--- YOUR TASK ---
Take the material below and write it all out again exactly.

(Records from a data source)
--- start ---

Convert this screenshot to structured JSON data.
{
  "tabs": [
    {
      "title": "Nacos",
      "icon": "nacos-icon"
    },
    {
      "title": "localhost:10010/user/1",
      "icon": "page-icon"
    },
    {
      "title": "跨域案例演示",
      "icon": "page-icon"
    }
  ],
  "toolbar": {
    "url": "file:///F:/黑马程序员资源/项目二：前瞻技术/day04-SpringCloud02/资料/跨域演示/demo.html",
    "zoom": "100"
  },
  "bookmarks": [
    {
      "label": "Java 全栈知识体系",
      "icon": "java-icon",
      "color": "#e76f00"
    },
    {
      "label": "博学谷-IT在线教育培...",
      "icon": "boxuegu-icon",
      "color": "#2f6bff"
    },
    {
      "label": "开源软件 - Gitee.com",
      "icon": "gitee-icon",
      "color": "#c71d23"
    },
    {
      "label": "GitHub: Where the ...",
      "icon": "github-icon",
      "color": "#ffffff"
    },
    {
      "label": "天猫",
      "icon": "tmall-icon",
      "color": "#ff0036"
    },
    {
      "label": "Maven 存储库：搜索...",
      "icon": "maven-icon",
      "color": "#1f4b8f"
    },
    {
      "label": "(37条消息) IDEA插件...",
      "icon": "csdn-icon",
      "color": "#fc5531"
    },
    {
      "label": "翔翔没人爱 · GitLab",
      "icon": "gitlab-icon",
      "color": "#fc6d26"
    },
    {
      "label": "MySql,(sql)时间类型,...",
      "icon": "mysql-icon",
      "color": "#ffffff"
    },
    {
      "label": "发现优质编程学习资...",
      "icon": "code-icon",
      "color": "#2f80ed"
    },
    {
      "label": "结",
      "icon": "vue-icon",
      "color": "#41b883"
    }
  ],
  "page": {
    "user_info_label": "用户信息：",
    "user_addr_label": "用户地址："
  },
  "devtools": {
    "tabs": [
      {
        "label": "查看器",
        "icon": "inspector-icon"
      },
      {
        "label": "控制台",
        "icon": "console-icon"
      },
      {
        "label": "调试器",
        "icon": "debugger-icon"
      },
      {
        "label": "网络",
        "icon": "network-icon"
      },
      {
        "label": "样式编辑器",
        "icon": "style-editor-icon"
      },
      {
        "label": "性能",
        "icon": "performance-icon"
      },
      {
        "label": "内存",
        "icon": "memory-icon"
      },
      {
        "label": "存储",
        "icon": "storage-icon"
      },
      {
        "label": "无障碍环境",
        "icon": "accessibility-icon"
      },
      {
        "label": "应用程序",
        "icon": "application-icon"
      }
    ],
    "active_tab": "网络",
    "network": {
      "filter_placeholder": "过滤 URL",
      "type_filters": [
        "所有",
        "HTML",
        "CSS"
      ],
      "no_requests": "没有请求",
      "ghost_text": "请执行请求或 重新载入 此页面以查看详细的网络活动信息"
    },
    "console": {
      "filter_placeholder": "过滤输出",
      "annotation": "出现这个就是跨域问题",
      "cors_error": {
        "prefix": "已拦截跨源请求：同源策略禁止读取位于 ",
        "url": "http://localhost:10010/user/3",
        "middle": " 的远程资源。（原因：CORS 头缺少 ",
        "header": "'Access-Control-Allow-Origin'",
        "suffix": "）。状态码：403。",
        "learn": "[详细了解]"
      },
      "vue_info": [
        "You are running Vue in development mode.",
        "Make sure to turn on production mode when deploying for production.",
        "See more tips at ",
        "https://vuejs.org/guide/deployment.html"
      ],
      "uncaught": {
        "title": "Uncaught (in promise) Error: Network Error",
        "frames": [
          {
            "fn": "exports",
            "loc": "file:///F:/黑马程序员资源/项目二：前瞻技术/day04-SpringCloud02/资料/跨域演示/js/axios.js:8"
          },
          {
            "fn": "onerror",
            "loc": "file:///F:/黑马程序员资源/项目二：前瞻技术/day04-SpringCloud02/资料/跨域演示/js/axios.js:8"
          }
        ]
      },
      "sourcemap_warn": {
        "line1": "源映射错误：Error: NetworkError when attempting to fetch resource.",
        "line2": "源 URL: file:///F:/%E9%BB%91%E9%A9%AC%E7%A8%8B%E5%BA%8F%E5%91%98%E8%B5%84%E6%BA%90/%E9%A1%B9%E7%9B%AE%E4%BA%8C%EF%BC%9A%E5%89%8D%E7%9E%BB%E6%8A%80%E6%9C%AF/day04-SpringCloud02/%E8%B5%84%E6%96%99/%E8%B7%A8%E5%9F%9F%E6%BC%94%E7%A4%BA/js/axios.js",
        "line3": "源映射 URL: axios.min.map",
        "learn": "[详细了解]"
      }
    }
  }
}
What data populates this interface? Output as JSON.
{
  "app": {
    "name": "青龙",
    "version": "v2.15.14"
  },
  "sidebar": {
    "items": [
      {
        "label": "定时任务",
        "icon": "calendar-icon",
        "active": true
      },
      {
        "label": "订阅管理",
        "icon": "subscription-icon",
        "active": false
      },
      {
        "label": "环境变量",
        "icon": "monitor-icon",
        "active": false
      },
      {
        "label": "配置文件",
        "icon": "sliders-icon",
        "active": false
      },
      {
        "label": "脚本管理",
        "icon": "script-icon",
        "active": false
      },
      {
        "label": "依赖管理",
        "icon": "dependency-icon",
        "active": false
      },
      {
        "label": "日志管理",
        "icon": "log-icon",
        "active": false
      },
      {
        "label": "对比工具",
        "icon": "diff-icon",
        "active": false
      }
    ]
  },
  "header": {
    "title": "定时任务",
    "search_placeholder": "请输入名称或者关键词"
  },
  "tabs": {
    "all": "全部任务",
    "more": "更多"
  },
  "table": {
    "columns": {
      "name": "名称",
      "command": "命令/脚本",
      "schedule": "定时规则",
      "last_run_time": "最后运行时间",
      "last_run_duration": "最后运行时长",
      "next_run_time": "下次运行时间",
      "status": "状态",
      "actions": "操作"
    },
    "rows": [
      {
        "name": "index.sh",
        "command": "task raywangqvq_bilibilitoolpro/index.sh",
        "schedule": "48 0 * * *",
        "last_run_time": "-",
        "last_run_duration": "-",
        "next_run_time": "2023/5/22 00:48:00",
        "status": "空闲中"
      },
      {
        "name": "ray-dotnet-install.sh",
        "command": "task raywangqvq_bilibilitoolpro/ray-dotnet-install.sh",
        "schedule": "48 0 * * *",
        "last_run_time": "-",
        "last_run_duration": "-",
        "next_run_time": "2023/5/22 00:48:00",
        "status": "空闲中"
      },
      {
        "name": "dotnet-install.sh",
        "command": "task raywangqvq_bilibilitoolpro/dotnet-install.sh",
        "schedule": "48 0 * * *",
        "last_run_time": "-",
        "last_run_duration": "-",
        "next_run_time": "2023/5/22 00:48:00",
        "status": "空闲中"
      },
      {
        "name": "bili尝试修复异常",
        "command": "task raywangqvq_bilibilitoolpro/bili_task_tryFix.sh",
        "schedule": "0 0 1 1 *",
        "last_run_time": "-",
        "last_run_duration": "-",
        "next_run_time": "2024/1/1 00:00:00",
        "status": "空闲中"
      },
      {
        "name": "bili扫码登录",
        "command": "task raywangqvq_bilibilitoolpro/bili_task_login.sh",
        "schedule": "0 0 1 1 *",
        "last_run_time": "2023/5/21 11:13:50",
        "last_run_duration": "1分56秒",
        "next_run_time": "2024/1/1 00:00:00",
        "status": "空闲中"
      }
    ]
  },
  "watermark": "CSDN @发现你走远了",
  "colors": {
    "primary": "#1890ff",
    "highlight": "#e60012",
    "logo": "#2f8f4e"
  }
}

--- end ---

--- OUTPUT OF THE EXERCISE ---
Convert this screenshot to structured JSON data.
{
  "tabs": [
    {
      "title": "Nacos",
      "icon": "nacos-icon"
    },
    {
      "title": "localhost:10010/user/1",
      "icon": "page-icon"
    },
    {
      "title": "跨域案例演示",
      "icon": "page-icon"
    }
  ],
  "toolbar": {
    "url": "file:///F:/黑马程序员资源/项目二：前瞻技术/day04-SpringCloud02/资料/跨域演示/demo.html",
    "zoom": "100"
  },
  "bookmarks": [
    {
      "label": "Java 全栈知识体系",
      "icon": "java-icon",
      "color": "#e76f00"
    },
    {
      "label": "博学谷-IT在线教育培...",
      "icon": "boxuegu-icon",
      "color": "#2f6bff"
    },
    {
      "label": "开源软件 - Gitee.com",
      "icon": "gitee-icon",
      "color": "#c71d23"
    },
    {
      "label": "GitHub: Where the ...",
      "icon": "github-icon",
      "color": "#ffffff"
    },
    {
      "label": "天猫",
      "icon": "tmall-icon",
      "color": "#ff0036"
    },
    {
      "label": "Maven 存储库：搜索...",
      "icon": "maven-icon",
      "color": "#1f4b8f"
    },
    {
      "label": "(37条消息) IDEA插件...",
      "icon": "csdn-icon",
      "color": "#fc5531"
    },
    {
      "label": "翔翔没人爱 · GitLab",
      "icon": "gitlab-icon",
      "color": "#fc6d26"
    },
    {
      "label": "MySql,(sql)时间类型,...",
      "icon": "mysql-icon",
      "color": "#ffffff"
    },
    {
      "label": "发现优质编程学习资...",
      "icon": "code-icon",
      "color": "#2f80ed"
    },
    {
      "label": "结",
      "icon": "vue-icon",
      "color": "#41b883"
    }
  ],
  "page": {
    "user_info_label": "用户信息：",
    "user_addr_label": "用户地址："
  },
  "devtools": {
    "tabs": [
      {
        "label": "查看器",
        "icon": "inspector-icon"
      },
      {
        "label": "控制台",
        "icon": "console-icon"
      },
      {
        "label": "调试器",
        "icon": "debugger-icon"
      },
      {
        "label": "网络",
        "icon": "network-icon"
      },
      {
        "label": "样式编辑器",
        "icon": "style-editor-icon"
      },
      {
        "label": "性能",
        "icon": "performance-icon"
      },
      {
        "label": "内存",
        "icon": "memory-icon"
      },
      {
        "label": "存储",
        "icon": "storage-icon"
      },
      {
        "label": "无障碍环境",
        "icon": "accessibility-icon"
      },
      {
        "label": "应用程序",
        "icon": "application-icon"
      }
    ],
    "active_tab": "网络",
    "network": {
      "filter_placeholder": "过滤 URL",
      "type_filters": [
        "所有",
        "HTML",
        "CSS"
      ],
      "no_requests": "没有请求",
      "ghost_text": "请执行请求或 重新载入 此页面以查看详细的网络活动信息"
    },
    "console": {
      "filter_placeholder": "过滤输出",
      "annotation": "出现这个就是跨域问题",
      "cors_error": {
        "prefix": "已拦截跨源请求：同源策略禁止读取位于 ",
        "url": "http://localhost:10010/user/3",
        "middle": " 的远程资源。（原因：CORS 头缺少 ",
        "header": "'Access-Control-Allow-Origin'",
        "suffix": "）。状态码：403。",
        "learn": "[详细了解]"
      },
      "vue_info": [
        "You are running Vue in development mode.",
        "Make sure to turn on production mode when deploying for production.",
        "See more tips at ",
        "https://vuejs.org/guide/deployment.html"
      ],
      "uncaught": {
        "title": "Uncaught (in promise) Error: Network Error",
        "frames": [
          {
            "fn": "exports",
            "loc": "file:///F:/黑马程序员资源/项目二：前瞻技术/day04-SpringCloud02/资料/跨域演示/js/axios.js:8"
          },
          {
            "fn": "onerror",
            "loc": "file:///F:/黑马程序员资源/项目二：前瞻技术/day04-SpringCloud02/资料/跨域演示/js/axios.js:8"
          }
        ]
      },
      "sourcemap_warn": {
        "line1": "源映射错误：Error: NetworkError when attempting to fetch resource.",
        "line2": "源 URL: file:///F:/%E9%BB%91%E9%A9%AC%E7%A8%8B%E5%BA%8F%E5%91%98%E8%B5%84%E6%BA%90/%E9%A1%B9%E7%9B%AE%E4%BA%8C%EF%BC%9A%E5%89%8D%E7%9E%BB%E6%8A%80%E6%9C%AF/day04-SpringCloud02/%E8%B5%84%E6%96%99/%E8%B7%A8%E5%9F%9F%E6%BC%94%E7%A4%BA/js/axios.js",
        "line3": "源映射 URL: axios.min.map",
        "learn": "[详细了解]"
      }
    }
  }
}
What data populates this interface? Output as JSON.
{
  "app": {
    "name": "青龙",
    "version": "v2.15.14"
  },
  "sidebar": {
    "items": [
      {
        "label": "定时任务",
        "icon": "calendar-icon",
        "active": true
      },
      {
        "label": "订阅管理",
        "icon": "subscription-icon",
        "active": false
      },
      {
        "label": "环境变量",
        "icon": "monitor-icon",
        "active": false
      },
      {
        "label": "配置文件",
        "icon": "sliders-icon",
        "active": false
      },
      {
        "label": "脚本管理",
        "icon": "script-icon",
        "active": false
      },
      {
        "label": "依赖管理",
        "icon": "dependency-icon",
        "active": false
      },
      {
        "label": "日志管理",
        "icon": "log-icon",
        "active": false
      },
      {
        "label": "对比工具",
        "icon": "diff-icon",
        "active": false
      }
    ]
  },
  "header": {
    "title": "定时任务",
    "search_placeholder": "请输入名称或者关键词"
  },
  "tabs": {
    "all": "全部任务",
    "more": "更多"
  },
  "table": {
    "columns": {
      "name": "名称",
      "command": "命令/脚本",
      "schedule": "定时规则",
      "last_run_time": "最后运行时间",
      "last_run_duration": "最后运行时长",
      "next_run_time": "下次运行时间",
      "status": "状态",
      "actions": "操作"
    },
    "rows": [
      {
        "name": "index.sh",
        "command": "task raywangqvq_bilibilitoolpro/index.sh",
        "schedule": "48 0 * * *",
        "last_run_time": "-",
        "last_run_duration": "-",
        "next_run_time": "2023/5/22 00:48:00",
        "status": "空闲中"
      },
      {
        "name": "ray-dotnet-install.sh",
        "command": "task raywangqvq_bilibilitoolpro/ray-dotnet-install.sh",
        "schedule": "48 0 * * *",
        "last_run_time": "-",
        "last_run_duration": "-",
        "next_run_time": "2023/5/22 00:48:00",
        "status": "空闲中"
      },
      {
        "name": "dotnet-install.sh",
        "command": "task raywangqvq_bilibilitoolpro/dotnet-install.sh",
        "schedule": "48 0 * * *",
        "last_run_time": "-",
        "last_run_duration": "-",
        "next_run_time": "2023/5/22 00:48:00",
        "status": "空闲中"
      },
      {
        "name": "bili尝试修复异常",
        "command": "task raywangqvq_bilibilitoolpro/bili_task_tryFix.sh",
        "schedule": "0 0 1 1 *",
        "last_run_time": "-",
        "last_run_duration": "-",
        "next_run_time": "2024/1/1 00:00:00",
        "status": "空闲中"
      },
      {
        "name": "bili扫码登录",
        "command": "task raywangqvq_bilibilitoolpro/bili_task_login.sh",
        "schedule": "0 0 1 1 *",
        "last_run_time": "2023/5/21 11:13:50",
        "last_run_duration": "1分56秒",
        "next_run_time": "2024/1/1 00:00:00",
        "status": "空闲中"
      }
    ]
  },
  "watermark": "CSDN @发现你走远了",
  "colors": {
    "primary": "#1890ff",
    "highlight": "#e60012",
    "logo": "#2f8f4e"
  }
}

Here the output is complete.